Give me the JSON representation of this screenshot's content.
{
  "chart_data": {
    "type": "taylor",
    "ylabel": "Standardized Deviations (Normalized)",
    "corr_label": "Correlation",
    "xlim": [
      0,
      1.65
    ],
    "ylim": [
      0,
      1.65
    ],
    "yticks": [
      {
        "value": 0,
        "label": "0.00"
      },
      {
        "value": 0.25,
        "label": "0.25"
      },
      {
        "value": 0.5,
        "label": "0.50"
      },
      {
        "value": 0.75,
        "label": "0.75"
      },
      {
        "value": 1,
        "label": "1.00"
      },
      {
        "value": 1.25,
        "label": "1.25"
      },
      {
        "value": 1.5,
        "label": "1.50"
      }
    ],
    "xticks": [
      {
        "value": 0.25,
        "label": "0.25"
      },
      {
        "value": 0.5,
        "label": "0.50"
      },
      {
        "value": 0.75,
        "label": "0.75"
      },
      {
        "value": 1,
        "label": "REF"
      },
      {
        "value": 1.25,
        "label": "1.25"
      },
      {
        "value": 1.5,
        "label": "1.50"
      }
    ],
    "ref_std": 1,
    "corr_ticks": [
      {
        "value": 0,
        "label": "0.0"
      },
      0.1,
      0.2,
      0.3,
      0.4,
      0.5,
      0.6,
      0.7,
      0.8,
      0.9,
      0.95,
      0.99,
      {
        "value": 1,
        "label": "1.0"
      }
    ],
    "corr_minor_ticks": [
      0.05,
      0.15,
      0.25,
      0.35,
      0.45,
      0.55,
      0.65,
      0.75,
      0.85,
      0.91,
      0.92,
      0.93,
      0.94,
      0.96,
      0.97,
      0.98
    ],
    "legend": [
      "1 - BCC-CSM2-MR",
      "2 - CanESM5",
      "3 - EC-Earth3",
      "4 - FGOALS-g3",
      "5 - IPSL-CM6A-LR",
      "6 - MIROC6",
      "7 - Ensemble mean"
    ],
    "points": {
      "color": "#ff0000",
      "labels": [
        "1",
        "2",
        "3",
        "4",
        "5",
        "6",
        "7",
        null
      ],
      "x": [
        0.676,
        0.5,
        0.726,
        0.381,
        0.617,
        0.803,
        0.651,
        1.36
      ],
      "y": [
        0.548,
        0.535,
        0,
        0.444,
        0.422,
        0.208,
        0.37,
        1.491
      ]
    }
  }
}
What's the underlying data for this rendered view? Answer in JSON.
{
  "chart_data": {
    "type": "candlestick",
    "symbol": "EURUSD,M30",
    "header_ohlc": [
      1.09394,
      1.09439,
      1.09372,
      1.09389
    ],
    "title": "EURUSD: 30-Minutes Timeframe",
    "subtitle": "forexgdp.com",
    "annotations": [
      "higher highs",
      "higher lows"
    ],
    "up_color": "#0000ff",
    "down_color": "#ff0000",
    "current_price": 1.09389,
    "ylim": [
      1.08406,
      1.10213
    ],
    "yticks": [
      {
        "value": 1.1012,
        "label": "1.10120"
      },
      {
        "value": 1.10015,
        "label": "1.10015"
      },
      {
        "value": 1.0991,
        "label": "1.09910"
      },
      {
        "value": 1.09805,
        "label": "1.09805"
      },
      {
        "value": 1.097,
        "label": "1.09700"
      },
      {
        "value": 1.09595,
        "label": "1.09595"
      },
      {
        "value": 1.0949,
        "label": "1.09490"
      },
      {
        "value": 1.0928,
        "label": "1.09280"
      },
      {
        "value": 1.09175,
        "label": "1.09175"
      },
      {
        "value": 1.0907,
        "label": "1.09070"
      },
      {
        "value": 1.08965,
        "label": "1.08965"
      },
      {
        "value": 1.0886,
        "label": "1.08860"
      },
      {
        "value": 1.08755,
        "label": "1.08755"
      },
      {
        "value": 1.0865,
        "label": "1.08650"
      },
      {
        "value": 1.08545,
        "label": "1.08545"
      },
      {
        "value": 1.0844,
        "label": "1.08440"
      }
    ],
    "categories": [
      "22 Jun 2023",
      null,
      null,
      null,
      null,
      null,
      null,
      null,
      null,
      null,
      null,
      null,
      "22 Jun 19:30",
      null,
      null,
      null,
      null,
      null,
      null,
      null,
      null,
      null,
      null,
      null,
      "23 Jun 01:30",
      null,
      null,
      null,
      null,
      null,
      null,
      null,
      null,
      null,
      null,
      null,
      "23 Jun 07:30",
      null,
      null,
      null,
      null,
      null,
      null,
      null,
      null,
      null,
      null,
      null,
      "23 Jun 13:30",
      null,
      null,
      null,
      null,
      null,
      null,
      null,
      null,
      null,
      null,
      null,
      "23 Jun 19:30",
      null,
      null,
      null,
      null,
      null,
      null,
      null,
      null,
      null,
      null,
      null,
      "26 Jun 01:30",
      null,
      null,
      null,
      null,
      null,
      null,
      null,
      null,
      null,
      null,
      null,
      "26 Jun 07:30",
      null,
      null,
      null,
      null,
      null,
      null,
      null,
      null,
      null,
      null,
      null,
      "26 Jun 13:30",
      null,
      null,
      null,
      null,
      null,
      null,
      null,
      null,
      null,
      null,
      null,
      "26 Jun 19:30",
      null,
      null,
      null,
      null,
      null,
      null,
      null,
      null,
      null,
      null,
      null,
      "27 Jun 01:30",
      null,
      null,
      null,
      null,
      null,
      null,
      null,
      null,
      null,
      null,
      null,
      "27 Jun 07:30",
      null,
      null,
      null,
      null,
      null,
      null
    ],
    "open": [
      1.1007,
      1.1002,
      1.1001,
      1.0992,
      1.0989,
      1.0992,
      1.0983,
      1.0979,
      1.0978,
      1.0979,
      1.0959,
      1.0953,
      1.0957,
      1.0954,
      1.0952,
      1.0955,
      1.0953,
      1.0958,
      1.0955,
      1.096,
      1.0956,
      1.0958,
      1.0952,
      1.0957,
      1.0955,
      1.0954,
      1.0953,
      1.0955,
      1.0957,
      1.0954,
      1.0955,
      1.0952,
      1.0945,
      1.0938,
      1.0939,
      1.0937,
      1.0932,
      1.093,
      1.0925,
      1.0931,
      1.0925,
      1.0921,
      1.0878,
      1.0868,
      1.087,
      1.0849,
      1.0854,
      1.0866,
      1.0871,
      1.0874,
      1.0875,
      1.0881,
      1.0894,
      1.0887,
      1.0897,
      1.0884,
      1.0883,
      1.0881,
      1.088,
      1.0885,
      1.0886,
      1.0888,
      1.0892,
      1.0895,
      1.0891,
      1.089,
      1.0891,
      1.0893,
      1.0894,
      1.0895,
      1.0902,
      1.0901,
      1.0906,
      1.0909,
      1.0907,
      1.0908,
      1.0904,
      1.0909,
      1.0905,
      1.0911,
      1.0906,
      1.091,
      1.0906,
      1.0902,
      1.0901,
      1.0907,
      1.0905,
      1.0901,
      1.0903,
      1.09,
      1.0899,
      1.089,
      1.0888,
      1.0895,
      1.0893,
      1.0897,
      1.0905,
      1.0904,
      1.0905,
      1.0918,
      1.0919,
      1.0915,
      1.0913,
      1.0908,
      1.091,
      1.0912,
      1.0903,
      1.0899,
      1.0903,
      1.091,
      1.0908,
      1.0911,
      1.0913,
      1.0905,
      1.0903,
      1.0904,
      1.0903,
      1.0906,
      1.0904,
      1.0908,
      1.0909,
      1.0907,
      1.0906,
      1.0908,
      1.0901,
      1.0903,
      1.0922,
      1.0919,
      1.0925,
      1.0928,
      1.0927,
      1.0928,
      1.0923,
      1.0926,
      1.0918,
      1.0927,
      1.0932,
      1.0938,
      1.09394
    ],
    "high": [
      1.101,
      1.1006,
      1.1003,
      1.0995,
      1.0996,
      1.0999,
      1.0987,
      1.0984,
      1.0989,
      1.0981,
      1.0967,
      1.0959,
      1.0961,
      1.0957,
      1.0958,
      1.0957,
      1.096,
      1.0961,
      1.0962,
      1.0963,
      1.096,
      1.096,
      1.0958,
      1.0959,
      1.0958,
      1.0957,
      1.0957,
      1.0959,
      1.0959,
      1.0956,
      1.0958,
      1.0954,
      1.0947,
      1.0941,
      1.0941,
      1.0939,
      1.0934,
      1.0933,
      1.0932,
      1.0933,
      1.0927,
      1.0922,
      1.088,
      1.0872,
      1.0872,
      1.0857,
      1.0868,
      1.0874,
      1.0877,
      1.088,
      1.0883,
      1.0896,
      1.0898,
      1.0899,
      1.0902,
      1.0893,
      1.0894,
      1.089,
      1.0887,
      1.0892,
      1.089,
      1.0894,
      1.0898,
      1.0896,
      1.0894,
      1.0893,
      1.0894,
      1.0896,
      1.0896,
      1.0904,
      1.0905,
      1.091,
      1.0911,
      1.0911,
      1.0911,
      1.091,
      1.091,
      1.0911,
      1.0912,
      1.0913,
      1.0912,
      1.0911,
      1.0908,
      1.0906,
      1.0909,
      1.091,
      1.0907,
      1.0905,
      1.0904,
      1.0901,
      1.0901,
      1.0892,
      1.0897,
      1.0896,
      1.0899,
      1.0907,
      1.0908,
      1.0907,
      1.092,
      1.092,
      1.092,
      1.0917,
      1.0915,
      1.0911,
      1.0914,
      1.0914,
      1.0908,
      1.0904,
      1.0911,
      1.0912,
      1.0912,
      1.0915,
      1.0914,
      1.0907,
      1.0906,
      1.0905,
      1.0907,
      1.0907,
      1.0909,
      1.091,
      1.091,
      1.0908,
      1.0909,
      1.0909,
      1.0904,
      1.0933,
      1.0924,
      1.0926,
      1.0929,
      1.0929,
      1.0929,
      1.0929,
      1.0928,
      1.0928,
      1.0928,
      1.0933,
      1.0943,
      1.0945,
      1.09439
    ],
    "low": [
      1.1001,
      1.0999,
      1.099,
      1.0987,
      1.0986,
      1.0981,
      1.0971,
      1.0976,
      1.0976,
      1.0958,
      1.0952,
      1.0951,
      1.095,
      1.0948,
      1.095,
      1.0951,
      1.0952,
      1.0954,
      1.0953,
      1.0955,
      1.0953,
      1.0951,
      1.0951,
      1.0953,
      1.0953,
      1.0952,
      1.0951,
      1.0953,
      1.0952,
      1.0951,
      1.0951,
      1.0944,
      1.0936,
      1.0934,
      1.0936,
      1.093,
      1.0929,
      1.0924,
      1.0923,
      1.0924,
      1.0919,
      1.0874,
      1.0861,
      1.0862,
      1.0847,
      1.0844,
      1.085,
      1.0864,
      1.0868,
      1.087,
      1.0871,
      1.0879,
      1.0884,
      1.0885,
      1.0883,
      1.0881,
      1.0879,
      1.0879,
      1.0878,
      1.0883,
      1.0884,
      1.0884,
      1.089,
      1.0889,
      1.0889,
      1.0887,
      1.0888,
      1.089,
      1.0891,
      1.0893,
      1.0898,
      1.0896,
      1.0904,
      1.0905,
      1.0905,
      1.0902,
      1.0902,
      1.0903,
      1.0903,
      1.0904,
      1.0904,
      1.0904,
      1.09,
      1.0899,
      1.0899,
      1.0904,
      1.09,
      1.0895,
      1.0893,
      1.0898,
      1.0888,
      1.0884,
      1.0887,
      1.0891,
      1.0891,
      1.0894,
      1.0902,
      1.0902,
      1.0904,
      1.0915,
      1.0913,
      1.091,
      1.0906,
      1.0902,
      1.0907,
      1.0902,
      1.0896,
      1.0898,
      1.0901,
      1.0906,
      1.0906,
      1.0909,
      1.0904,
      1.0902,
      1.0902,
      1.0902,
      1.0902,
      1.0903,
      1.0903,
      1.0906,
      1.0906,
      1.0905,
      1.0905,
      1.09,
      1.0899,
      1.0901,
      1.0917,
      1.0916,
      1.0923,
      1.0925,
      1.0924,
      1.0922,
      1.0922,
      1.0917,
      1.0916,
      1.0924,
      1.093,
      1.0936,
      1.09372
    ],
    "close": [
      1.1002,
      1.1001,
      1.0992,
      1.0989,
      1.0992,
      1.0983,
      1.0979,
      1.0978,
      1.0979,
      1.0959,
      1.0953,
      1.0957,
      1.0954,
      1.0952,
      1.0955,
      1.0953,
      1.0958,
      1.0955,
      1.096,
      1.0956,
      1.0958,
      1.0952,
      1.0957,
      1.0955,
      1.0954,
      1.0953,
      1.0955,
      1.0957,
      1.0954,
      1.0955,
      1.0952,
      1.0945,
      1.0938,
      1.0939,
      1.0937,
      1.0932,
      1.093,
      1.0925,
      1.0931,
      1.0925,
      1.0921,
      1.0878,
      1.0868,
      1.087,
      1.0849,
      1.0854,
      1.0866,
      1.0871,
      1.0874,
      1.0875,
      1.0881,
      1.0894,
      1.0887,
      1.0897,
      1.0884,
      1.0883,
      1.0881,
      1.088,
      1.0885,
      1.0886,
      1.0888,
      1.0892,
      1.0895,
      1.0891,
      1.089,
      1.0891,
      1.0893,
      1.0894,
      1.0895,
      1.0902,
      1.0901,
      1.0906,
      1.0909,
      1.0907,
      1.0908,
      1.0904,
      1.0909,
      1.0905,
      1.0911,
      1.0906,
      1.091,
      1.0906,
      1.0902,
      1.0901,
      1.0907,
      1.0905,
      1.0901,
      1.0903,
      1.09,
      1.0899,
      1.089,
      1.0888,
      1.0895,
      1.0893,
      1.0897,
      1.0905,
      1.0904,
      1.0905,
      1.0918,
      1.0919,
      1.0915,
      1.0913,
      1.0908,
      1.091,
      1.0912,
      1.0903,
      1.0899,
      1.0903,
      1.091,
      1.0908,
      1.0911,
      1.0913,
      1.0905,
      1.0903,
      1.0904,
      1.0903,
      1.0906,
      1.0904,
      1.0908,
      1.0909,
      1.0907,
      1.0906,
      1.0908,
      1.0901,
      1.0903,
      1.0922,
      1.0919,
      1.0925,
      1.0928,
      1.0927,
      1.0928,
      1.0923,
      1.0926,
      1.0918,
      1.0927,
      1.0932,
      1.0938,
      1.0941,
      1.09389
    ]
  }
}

▬▬▬▬▬▬▬▬▬▬

(GIVEN EXERCISE) Your answer should be a single number: the count of lines in these records that hold the string "JSON".

(CORRECT ANSWER) 2